### [TASK INSTRUCTIONS]
Quote all of the entries word for word.

### [MATERIAL TO PROCESS]
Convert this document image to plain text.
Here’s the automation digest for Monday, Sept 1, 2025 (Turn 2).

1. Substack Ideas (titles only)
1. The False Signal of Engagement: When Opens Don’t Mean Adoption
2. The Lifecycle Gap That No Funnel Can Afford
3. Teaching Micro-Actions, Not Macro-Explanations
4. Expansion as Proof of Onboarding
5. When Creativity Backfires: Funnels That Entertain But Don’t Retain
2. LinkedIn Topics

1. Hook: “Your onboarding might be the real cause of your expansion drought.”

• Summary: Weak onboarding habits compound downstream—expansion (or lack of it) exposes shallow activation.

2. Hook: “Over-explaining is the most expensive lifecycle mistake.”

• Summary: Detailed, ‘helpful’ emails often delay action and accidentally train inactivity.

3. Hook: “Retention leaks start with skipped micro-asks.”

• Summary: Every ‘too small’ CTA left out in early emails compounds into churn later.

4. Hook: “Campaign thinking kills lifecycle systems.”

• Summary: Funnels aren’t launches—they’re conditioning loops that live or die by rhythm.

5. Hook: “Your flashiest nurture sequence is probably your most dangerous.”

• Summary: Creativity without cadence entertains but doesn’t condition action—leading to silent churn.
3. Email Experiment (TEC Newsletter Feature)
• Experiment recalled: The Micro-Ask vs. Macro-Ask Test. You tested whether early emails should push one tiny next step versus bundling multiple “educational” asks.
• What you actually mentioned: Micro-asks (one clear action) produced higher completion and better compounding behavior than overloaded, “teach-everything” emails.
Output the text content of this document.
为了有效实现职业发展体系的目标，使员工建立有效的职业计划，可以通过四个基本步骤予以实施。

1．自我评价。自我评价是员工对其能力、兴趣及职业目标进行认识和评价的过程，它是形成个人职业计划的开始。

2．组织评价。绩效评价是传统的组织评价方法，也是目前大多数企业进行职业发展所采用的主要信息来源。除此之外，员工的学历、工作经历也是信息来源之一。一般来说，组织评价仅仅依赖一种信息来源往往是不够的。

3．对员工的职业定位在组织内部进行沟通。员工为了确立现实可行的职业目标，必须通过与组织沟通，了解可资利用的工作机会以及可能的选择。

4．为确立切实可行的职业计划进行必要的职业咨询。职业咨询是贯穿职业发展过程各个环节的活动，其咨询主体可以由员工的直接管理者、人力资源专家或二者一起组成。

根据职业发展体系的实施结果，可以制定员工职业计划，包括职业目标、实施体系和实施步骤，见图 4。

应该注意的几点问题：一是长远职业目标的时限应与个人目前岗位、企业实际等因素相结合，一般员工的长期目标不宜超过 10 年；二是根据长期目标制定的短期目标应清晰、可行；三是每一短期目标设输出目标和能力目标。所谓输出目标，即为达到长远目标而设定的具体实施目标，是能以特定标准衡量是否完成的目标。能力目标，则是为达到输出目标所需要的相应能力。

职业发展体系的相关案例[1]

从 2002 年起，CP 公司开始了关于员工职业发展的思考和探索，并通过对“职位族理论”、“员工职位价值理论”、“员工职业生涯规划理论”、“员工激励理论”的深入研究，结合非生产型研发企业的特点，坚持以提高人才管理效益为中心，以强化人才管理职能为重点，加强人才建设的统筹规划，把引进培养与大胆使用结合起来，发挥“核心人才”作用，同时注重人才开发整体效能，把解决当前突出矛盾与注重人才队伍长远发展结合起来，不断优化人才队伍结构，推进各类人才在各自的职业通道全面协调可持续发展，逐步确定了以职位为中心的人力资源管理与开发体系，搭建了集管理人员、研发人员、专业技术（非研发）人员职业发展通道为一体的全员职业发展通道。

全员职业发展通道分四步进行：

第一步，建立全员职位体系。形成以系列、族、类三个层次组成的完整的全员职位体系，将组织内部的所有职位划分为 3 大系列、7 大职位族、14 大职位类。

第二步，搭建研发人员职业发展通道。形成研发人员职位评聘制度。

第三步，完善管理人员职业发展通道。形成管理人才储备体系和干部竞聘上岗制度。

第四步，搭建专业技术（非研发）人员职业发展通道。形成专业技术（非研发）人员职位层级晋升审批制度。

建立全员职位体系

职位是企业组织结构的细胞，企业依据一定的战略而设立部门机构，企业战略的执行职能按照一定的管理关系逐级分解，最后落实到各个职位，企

### [SOLUTION TO THIS PROBLEM]
Convert this document image to plain text.
Here’s the automation digest for Monday, Sept 1, 2025 (Turn 2).

1. Substack Ideas (titles only)
1. The False Signal of Engagement: When Opens Don’t Mean Adoption
2. The Lifecycle Gap That No Funnel Can Afford
3. Teaching Micro-Actions, Not Macro-Explanations
4. Expansion as Proof of Onboarding
5. When Creativity Backfires: Funnels That Entertain But Don’t Retain
2. LinkedIn Topics

1. Hook: “Your onboarding might be the real cause of your expansion drought.”

• Summary: Weak onboarding habits compound downstream—expansion (or lack of it) exposes shallow activation.

2. Hook: “Over-explaining is the most expensive lifecycle mistake.”

• Summary: Detailed, ‘helpful’ emails often delay action and accidentally train inactivity.

3. Hook: “Retention leaks start with skipped micro-asks.”

• Summary: Every ‘too small’ CTA left out in early emails compounds into churn later.

4. Hook: “Campaign thinking kills lifecycle systems.”

• Summary: Funnels aren’t launches—they’re conditioning loops that live or die by rhythm.

5. Hook: “Your flashiest nurture sequence is probably your most dangerous.”

• Summary: Creativity without cadence entertains but doesn’t condition action—leading to silent churn.
3. Email Experiment (TEC Newsletter Feature)
• Experiment recalled: The Micro-Ask vs. Macro-Ask Test. You tested whether early emails should push one tiny next step versus bundling multiple “educational” asks.
• What you actually mentioned: Micro-asks (one clear action) produced higher completion and better compounding behavior than overloaded, “teach-everything” emails.
Output the text content of this document.
为了有效实现职业发展体系的目标，使员工建立有效的职业计划，可以通过四个基本步骤予以实施。

1．自我评价。自我评价是员工对其能力、兴趣及职业目标进行认识和评价的过程，它是形成个人职业计划的开始。

2．组织评价。绩效评价是传统的组织评价方法，也是目前大多数企业进行职业发展所采用的主要信息来源。除此之外，员工的学历、工作经历也是信息来源之一。一般来说，组织评价仅仅依赖一种信息来源往往是不够的。

3．对员工的职业定位在组织内部进行沟通。员工为了确立现实可行的职业目标，必须通过与组织沟通，了解可资利用的工作机会以及可能的选择。

4．为确立切实可行的职业计划进行必要的职业咨询。职业咨询是贯穿职业发展过程各个环节的活动，其咨询主体可以由员工的直接管理者、人力资源专家或二者一起组成。

根据职业发展体系的实施结果，可以制定员工职业计划，包括职业目标、实施体系和实施步骤，见图 4。

应该注意的几点问题：一是长远职业目标的时限应与个人目前岗位、企业实际等因素相结合，一般员工的长期目标不宜超过 10 年；二是根据长期目标制定的短期目标应清晰、可行；三是每一短期目标设输出目标和能力目标。所谓输出目标，即为达到长远目标而设定的具体实施目标，是能以特定标准衡量是否完成的目标。能力目标，则是为达到输出目标所需要的相应能力。

职业发展体系的相关案例[1]

从 2002 年起，CP 公司开始了关于员工职业发展的思考和探索，并通过对“职位族理论”、“员工职位价值理论”、“员工职业生涯规划理论”、“员工激励理论”的深入研究，结合非生产型研发企业的特点，坚持以提高人才管理效益为中心，以强化人才管理职能为重点，加强人才建设的统筹规划，把引进培养与大胆使用结合起来，发挥“核心人才”作用，同时注重人才开发整体效能，把解决当前突出矛盾与注重人才队伍长远发展结合起来，不断优化人才队伍结构，推进各类人才在各自的职业通道全面协调可持续发展，逐步确定了以职位为中心的人力资源管理与开发体系，搭建了集管理人员、研发人员、专业技术（非研发）人员职业发展通道为一体的全员职业发展通道。

全员职业发展通道分四步进行：

第一步，建立全员职位体系。形成以系列、族、类三个层次组成的完整的全员职位体系，将组织内部的所有职位划分为 3 大系列、7 大职位族、14 大职位类。

第二步，搭建研发人员职业发展通道。形成研发人员职位评聘制度。

第三步，完善管理人员职业发展通道。形成管理人才储备体系和干部竞聘上岗制度。

第四步，搭建专业技术（非研发）人员职业发展通道。形成专业技术（非研发）人员职位层级晋升审批制度。

建立全员职位体系

职位是企业组织结构的细胞，企业依据一定的战略而设立部门机构，企业战略的执行职能按照一定的管理关系逐级分解，最后落实到各个职位，企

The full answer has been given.